_WHAT IS REQUIRED_
Report how many lines hold the string "relbhi". Give the number and nothing else.

Stored data entries

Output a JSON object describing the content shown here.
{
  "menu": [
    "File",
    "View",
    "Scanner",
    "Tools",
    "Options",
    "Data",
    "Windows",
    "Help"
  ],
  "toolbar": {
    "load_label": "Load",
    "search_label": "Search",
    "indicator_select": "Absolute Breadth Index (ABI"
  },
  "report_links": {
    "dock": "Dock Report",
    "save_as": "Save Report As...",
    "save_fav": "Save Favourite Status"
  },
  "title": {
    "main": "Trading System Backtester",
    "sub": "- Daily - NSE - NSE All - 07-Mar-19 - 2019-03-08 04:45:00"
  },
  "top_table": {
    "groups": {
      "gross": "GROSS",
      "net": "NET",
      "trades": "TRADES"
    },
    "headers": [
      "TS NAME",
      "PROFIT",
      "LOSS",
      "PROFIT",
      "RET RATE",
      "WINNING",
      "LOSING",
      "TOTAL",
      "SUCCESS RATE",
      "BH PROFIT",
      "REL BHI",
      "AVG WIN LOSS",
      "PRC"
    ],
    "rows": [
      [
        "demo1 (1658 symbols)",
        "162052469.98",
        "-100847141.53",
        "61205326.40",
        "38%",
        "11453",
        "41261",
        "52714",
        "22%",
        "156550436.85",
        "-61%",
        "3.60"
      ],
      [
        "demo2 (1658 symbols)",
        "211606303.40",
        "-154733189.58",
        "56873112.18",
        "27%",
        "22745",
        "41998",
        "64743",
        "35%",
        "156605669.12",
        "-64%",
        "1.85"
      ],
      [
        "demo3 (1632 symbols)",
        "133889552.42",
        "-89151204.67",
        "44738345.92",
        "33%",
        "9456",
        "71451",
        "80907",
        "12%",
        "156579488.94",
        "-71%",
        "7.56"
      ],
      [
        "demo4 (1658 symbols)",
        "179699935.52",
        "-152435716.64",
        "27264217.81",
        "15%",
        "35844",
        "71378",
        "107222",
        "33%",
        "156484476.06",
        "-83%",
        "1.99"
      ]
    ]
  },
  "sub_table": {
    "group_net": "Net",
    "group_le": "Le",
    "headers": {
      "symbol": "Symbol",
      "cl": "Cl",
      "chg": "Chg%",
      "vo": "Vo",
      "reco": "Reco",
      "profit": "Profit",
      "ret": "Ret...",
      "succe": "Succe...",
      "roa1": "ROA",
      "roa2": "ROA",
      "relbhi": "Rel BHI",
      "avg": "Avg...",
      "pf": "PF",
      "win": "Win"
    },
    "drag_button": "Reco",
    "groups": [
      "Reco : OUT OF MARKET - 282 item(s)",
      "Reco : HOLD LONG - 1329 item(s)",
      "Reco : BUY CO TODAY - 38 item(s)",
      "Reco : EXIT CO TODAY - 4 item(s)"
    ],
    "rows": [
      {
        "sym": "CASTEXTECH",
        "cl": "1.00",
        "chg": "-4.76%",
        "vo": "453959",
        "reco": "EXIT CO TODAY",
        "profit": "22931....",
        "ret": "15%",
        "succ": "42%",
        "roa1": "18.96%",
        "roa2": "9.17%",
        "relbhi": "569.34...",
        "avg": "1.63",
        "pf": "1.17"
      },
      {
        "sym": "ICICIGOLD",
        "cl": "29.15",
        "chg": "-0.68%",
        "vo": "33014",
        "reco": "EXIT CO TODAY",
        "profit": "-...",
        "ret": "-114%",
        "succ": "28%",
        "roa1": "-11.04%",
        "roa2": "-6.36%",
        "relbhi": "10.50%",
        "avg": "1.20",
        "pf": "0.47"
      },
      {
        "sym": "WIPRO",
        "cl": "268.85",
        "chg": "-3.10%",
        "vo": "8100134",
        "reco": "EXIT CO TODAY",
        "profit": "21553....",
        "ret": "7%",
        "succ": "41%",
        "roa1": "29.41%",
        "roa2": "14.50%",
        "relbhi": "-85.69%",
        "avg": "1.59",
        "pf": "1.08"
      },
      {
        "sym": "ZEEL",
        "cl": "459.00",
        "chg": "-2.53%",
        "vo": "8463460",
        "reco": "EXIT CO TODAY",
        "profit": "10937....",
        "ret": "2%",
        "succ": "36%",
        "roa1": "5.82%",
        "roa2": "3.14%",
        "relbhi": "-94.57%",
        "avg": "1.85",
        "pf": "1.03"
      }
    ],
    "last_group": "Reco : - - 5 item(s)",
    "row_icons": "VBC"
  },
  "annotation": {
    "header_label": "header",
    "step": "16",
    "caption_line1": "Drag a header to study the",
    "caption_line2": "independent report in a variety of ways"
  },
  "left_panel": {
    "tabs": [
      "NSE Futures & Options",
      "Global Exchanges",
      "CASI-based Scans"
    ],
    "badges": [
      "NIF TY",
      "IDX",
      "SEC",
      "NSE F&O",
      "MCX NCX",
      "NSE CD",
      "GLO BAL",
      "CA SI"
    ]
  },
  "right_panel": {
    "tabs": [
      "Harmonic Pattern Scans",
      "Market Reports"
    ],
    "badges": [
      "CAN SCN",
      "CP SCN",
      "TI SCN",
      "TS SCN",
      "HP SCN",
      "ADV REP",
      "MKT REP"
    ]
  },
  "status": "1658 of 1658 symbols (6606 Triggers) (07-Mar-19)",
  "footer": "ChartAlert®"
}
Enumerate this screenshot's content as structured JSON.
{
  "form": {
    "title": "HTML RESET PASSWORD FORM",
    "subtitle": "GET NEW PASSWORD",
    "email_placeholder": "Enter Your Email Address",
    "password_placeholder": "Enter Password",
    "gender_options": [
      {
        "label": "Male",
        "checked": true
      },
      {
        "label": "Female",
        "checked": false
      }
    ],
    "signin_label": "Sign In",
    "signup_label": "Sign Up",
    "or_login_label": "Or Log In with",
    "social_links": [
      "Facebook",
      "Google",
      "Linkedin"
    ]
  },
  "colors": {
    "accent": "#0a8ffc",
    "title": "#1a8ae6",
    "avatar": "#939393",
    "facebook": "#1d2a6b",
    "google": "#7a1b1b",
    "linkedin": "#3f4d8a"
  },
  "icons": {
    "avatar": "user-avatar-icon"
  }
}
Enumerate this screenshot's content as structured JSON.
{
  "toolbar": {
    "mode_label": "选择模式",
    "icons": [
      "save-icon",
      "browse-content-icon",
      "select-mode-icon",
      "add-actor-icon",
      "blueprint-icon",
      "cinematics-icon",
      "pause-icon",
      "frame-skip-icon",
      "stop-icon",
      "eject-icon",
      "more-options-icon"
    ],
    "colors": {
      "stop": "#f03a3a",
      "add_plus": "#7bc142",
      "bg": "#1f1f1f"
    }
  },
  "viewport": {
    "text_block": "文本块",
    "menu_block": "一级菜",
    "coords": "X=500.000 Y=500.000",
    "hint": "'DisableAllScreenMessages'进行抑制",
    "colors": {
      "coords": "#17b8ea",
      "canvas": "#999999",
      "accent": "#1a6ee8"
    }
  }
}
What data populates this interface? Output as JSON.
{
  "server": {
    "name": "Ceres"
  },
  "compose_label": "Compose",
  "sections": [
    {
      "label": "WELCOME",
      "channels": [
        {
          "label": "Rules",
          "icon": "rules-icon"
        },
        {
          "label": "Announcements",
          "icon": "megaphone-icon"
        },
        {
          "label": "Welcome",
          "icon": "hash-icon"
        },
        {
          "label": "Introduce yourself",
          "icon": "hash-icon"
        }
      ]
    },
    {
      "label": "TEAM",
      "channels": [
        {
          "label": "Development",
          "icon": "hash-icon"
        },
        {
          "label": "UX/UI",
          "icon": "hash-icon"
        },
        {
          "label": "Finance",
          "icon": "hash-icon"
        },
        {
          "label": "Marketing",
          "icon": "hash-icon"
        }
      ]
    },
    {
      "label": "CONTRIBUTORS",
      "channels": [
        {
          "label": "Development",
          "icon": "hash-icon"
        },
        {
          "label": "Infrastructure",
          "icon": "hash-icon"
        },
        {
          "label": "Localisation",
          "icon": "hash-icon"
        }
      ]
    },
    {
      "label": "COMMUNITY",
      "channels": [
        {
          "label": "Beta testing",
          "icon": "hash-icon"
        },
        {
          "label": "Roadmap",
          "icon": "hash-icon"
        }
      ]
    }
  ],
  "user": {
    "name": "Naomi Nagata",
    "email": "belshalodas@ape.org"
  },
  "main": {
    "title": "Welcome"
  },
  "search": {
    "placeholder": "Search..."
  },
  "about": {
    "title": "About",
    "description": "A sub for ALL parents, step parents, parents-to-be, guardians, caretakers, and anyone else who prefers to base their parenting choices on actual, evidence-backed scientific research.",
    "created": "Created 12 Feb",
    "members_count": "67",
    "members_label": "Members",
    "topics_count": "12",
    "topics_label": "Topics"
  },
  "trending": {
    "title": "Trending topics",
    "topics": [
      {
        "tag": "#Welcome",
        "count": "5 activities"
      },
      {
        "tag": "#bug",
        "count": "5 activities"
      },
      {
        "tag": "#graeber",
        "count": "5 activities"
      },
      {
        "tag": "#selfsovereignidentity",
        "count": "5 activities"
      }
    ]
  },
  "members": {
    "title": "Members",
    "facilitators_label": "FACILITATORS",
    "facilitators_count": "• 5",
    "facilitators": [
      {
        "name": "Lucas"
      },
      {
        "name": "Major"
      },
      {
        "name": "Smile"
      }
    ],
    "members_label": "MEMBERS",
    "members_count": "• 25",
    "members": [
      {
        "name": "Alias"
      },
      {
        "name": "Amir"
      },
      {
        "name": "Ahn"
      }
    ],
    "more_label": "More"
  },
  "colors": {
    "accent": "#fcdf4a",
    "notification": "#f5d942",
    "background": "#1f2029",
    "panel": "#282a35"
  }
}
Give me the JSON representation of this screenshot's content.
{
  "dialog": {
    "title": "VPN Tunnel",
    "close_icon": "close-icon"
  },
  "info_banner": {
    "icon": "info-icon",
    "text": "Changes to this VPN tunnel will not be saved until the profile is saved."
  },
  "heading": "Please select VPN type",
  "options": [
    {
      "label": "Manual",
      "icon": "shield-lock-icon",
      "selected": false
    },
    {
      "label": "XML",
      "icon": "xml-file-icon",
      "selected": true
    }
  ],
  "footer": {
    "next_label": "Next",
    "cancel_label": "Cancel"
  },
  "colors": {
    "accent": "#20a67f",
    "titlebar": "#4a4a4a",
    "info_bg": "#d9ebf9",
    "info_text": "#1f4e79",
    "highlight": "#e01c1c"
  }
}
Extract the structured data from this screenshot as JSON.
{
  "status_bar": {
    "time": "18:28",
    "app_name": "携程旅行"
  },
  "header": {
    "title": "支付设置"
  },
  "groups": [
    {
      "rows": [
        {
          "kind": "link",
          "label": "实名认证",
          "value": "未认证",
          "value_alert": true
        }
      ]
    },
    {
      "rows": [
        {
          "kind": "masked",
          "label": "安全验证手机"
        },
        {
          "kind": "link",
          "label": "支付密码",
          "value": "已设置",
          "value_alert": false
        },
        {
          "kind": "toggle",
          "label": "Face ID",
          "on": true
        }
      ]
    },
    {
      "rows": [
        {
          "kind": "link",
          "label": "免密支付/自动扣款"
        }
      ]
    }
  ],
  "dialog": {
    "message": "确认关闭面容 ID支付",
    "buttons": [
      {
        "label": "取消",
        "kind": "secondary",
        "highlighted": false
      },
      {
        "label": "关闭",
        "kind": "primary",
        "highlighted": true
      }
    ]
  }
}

_TASK RESPONSE_
5